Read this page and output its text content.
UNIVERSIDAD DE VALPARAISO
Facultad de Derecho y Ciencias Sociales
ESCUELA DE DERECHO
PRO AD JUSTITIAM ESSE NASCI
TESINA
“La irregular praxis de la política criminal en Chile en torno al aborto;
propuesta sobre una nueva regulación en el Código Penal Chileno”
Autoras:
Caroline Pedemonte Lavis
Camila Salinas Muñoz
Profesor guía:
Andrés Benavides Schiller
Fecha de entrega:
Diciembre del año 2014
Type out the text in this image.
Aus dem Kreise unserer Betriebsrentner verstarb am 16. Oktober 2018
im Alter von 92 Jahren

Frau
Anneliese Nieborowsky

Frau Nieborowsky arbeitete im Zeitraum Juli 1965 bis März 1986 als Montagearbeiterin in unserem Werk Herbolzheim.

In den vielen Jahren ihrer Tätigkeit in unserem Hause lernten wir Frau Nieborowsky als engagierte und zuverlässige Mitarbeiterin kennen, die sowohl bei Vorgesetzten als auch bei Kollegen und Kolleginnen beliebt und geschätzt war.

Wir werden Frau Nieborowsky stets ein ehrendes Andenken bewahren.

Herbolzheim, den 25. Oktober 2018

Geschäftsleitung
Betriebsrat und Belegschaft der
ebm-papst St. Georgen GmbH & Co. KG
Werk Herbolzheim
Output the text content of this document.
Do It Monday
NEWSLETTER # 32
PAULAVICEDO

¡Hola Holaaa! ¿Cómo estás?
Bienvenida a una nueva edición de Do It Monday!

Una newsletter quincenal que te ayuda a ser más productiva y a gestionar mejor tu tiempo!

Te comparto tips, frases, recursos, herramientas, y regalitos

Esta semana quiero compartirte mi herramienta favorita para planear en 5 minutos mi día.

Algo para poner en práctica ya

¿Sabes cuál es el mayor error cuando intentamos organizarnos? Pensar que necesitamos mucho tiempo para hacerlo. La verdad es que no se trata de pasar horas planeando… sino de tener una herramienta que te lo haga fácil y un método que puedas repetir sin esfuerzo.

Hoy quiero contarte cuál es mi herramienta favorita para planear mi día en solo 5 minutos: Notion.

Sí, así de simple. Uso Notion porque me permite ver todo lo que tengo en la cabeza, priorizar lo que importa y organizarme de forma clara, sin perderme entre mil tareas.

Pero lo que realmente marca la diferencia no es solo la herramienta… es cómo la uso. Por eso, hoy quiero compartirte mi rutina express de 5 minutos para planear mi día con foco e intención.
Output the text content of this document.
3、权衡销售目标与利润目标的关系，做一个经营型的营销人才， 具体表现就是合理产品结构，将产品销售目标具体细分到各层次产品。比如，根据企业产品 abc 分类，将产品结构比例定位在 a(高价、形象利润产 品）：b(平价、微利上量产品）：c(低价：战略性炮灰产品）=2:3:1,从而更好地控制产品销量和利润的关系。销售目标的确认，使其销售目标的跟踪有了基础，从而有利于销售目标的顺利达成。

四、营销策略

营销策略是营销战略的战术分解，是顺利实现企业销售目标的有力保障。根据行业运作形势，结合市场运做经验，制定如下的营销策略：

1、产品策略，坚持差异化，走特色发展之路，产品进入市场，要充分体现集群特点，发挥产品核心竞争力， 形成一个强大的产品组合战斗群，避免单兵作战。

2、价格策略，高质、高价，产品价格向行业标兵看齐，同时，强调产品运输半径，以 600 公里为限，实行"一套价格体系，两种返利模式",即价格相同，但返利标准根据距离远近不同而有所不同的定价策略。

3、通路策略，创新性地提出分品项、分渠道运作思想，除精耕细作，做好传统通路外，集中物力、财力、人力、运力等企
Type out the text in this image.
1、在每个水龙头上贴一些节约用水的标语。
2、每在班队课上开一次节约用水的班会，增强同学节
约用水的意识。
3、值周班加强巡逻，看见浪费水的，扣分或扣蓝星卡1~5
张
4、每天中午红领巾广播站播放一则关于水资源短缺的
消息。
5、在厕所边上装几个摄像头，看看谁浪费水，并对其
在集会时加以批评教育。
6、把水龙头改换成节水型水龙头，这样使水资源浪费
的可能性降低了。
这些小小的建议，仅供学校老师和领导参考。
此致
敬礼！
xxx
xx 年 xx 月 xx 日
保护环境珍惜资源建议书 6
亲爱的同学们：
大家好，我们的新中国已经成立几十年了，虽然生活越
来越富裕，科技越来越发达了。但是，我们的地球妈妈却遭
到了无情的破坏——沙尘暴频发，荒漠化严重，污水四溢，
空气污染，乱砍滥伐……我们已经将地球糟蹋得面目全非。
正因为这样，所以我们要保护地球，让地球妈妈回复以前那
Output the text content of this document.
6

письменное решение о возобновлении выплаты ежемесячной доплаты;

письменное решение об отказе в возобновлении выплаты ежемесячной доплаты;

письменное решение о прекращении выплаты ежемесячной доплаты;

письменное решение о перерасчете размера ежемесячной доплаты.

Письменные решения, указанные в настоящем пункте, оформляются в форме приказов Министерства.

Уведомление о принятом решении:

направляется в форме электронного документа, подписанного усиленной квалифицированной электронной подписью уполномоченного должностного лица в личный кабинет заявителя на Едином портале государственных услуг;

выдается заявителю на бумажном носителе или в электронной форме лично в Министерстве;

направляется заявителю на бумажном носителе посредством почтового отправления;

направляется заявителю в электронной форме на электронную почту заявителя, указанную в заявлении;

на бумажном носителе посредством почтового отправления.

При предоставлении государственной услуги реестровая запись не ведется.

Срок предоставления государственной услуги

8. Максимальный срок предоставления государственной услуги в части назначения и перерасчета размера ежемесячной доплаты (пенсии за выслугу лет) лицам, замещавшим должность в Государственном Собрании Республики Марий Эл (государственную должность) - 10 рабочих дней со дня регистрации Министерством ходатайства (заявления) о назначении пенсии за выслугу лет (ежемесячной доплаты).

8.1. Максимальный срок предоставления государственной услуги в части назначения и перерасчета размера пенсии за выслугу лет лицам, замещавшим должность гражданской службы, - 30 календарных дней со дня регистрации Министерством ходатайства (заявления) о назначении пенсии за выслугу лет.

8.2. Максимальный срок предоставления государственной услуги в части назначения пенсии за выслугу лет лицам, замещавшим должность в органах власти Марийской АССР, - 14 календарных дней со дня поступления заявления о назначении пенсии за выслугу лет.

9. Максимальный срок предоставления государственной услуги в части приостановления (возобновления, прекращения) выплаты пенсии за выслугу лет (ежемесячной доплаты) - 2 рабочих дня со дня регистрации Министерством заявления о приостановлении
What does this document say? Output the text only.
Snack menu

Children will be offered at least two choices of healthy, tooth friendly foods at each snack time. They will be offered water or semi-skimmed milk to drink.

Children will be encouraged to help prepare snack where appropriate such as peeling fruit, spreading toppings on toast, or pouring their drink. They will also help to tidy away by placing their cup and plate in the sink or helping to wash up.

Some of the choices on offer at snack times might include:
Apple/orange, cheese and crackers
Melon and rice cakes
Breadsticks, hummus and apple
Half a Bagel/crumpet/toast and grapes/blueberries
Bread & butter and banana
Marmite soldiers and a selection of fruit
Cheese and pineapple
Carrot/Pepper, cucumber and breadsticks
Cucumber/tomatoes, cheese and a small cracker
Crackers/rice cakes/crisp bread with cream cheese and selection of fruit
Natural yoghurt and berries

********************

**Instruction**
Count the lines in the entries that hold the word "Nieborowsky", and give nothing but the total.

**Solution to the problem**
4